§ GOAL OF THE EXERCISE
Exclude the pictures and retype the entries as written.

§ Collected data entries
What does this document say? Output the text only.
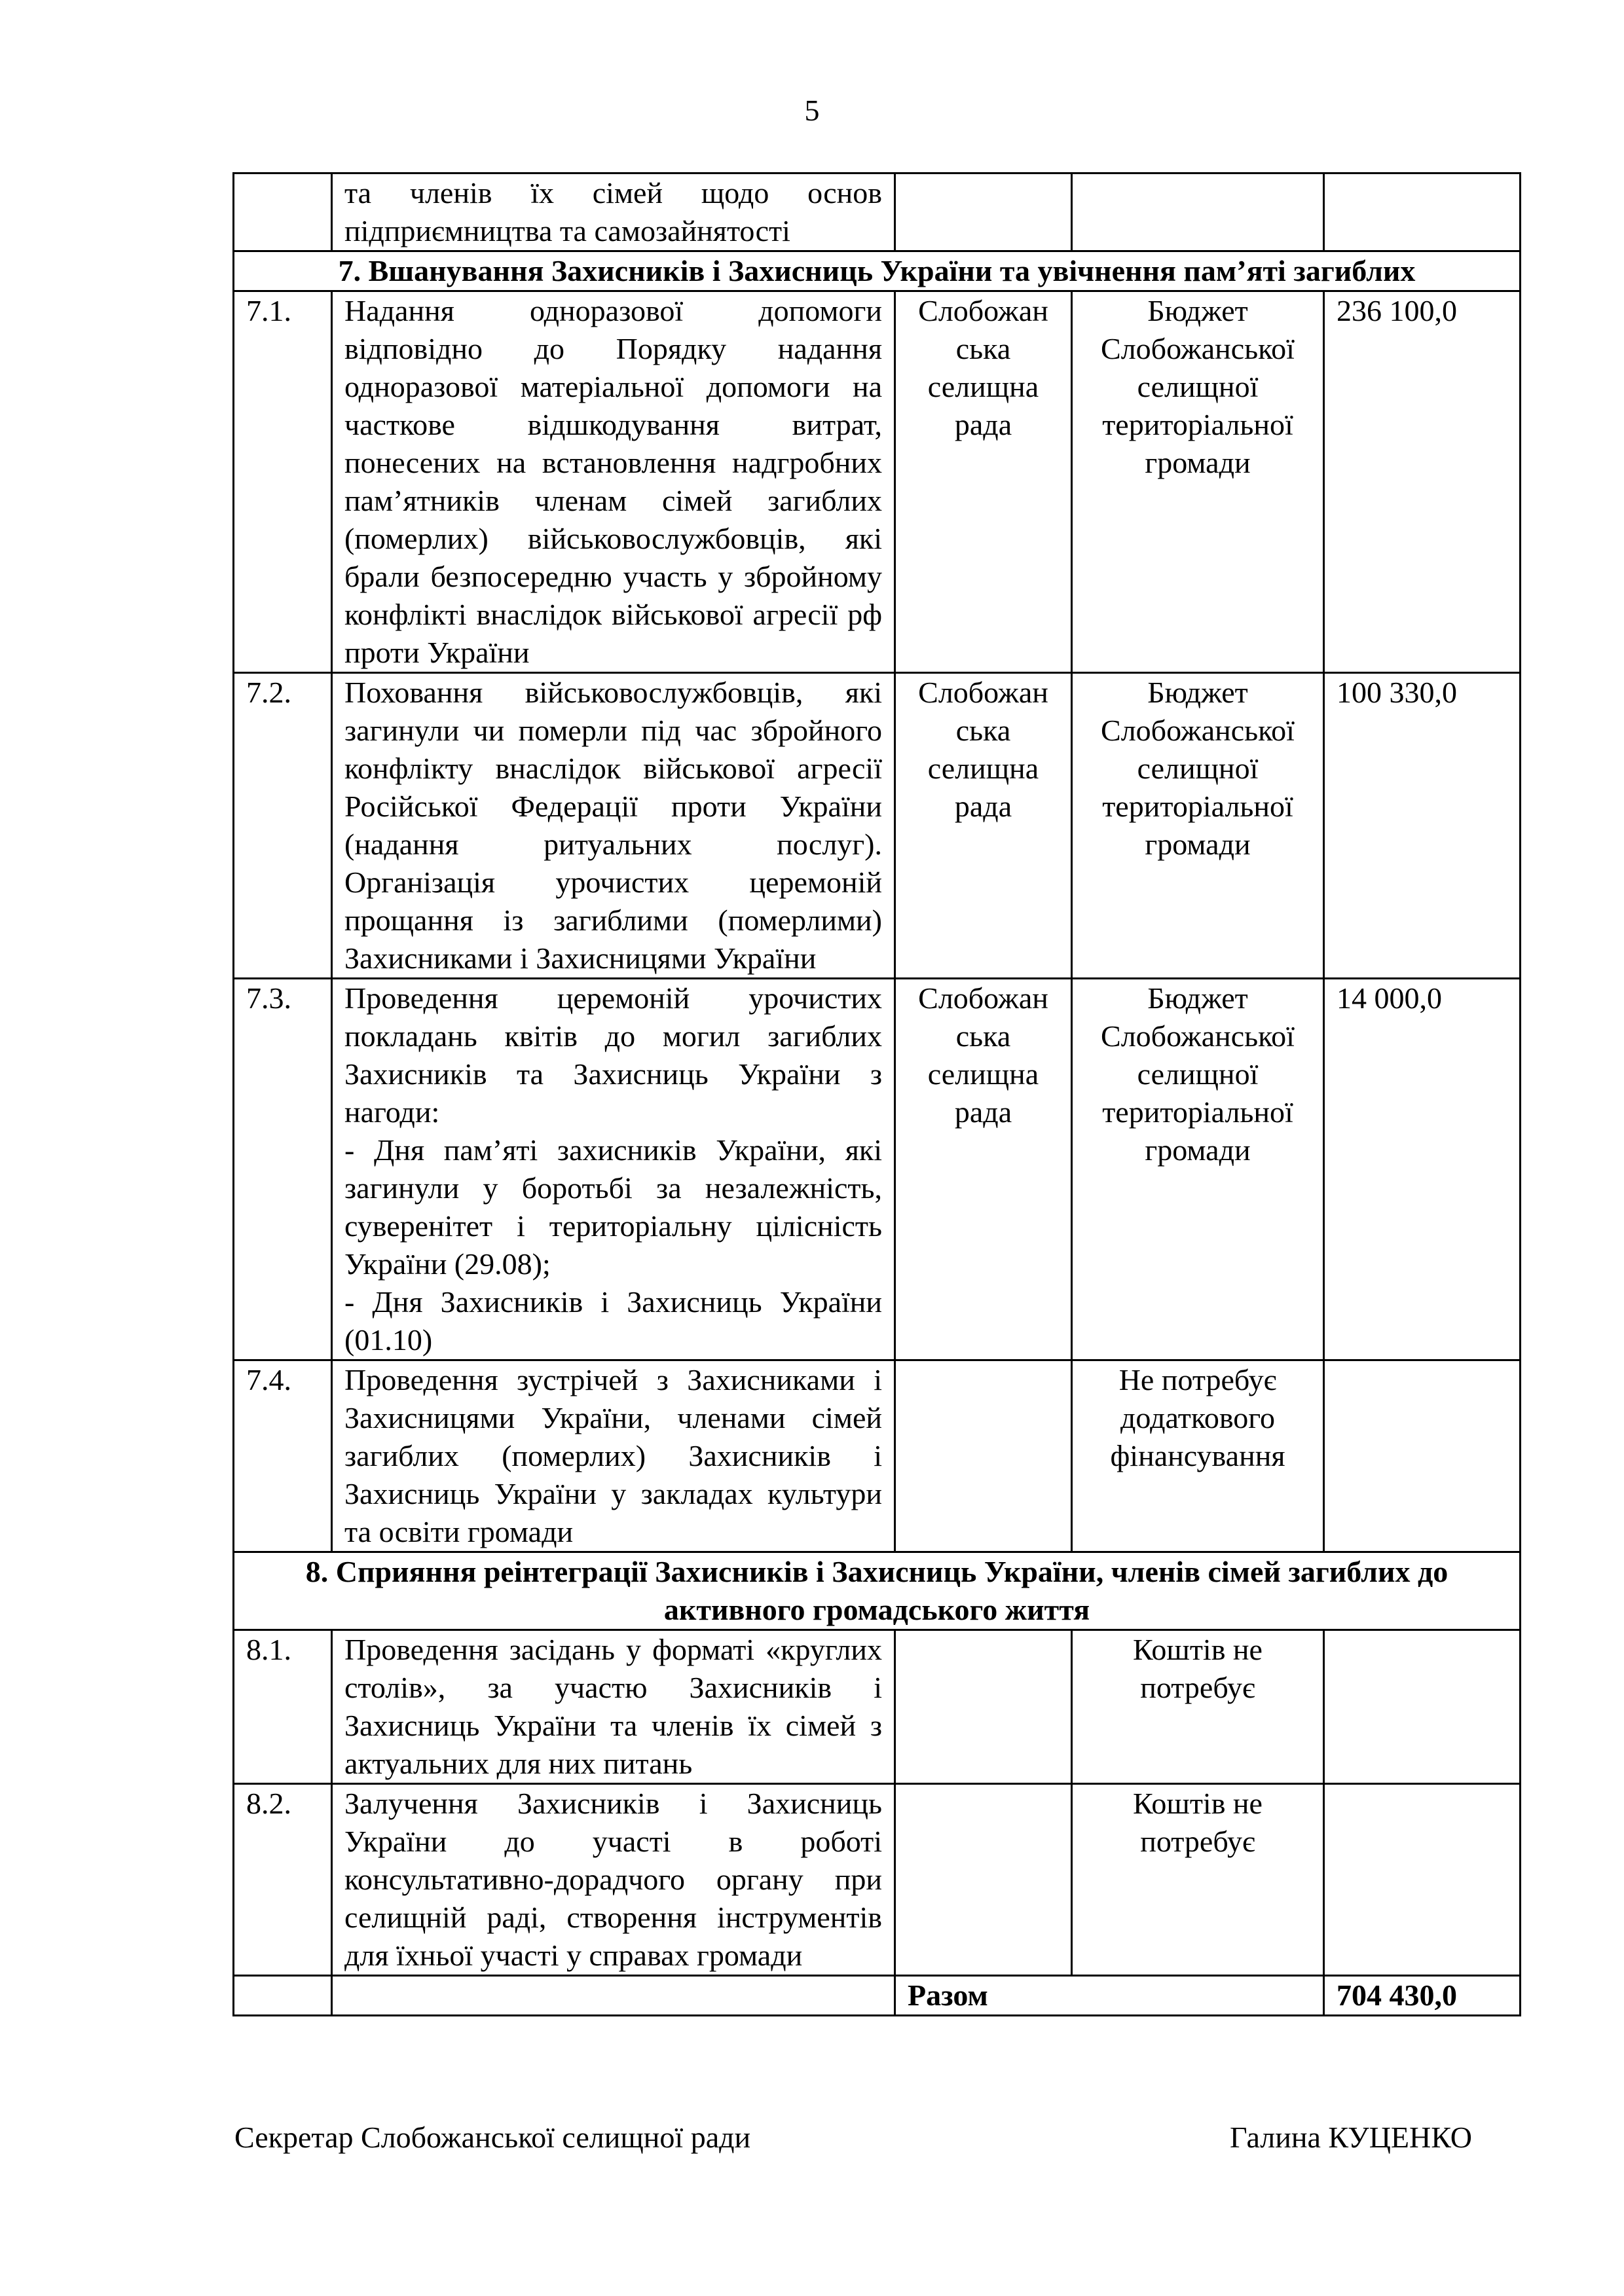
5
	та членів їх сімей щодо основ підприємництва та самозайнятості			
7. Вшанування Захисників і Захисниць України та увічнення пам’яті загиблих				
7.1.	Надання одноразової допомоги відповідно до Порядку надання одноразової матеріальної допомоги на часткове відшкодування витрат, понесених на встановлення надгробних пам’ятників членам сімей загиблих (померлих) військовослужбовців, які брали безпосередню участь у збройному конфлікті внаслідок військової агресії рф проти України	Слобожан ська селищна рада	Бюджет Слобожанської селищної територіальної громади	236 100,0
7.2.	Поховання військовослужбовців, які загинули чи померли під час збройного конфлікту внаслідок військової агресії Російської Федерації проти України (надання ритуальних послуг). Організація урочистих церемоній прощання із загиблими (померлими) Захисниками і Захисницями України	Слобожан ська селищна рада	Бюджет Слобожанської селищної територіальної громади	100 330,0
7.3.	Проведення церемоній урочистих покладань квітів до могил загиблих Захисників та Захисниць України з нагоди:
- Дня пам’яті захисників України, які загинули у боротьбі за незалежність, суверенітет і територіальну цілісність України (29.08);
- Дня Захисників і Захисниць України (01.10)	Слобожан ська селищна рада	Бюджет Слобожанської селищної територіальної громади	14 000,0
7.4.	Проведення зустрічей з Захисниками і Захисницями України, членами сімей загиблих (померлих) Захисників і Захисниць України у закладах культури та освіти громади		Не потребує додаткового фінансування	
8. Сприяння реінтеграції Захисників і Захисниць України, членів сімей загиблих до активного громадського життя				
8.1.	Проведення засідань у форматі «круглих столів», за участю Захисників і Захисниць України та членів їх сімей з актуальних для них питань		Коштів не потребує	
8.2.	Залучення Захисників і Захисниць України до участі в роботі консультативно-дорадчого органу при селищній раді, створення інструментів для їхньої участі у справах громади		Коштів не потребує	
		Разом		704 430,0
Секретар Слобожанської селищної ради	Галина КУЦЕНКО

§ FINISHED TASK
What does this document say? Output the text only.
5
	та членів їх сімей щодо основ підприємництва та самозайнятості			
7. Вшанування Захисників і Захисниць України та увічнення пам’яті загиблих				
7.1.	Надання одноразової допомоги відповідно до Порядку надання одноразової матеріальної допомоги на часткове відшкодування витрат, понесених на встановлення надгробних пам’ятників членам сімей загиблих (померлих) військовослужбовців, які брали безпосередню участь у збройному конфлікті внаслідок військової агресії рф проти України	Слобожан ська селищна рада	Бюджет Слобожанської селищної територіальної громади	236 100,0
7.2.	Поховання військовослужбовців, які загинули чи померли під час збройного конфлікту внаслідок військової агресії Російської Федерації проти України (надання ритуальних послуг). Організація урочистих церемоній прощання із загиблими (померлими) Захисниками і Захисницями України	Слобожан ська селищна рада	Бюджет Слобожанської селищної територіальної громади	100 330,0
7.3.	Проведення церемоній урочистих покладань квітів до могил загиблих Захисників та Захисниць України з нагоди:
- Дня пам’яті захисників України, які загинули у боротьбі за незалежність, суверенітет і територіальну цілісність України (29.08);
- Дня Захисників і Захисниць України (01.10)	Слобожан ська селищна рада	Бюджет Слобожанської селищної територіальної громади	14 000,0
7.4.	Проведення зустрічей з Захисниками і Захисницями України, членами сімей загиблих (померлих) Захисників і Захисниць України у закладах культури та освіти громади		Не потребує додаткового фінансування	
8. Сприяння реінтеграції Захисників і Захисниць України, членів сімей загиблих до активного громадського життя				
8.1.	Проведення засідань у форматі «круглих столів», за участю Захисників і Захисниць України та членів їх сімей з актуальних для них питань		Коштів не потребує	
8.2.	Залучення Захисників і Захисниць України до участі в роботі консультативно-дорадчого органу при селищній раді, створення інструментів для їхньої участі у справах громади		Коштів не потребує	
		Разом		704 430,0
Секретар Слобожанської селищної ради	Галина КУЦЕНКО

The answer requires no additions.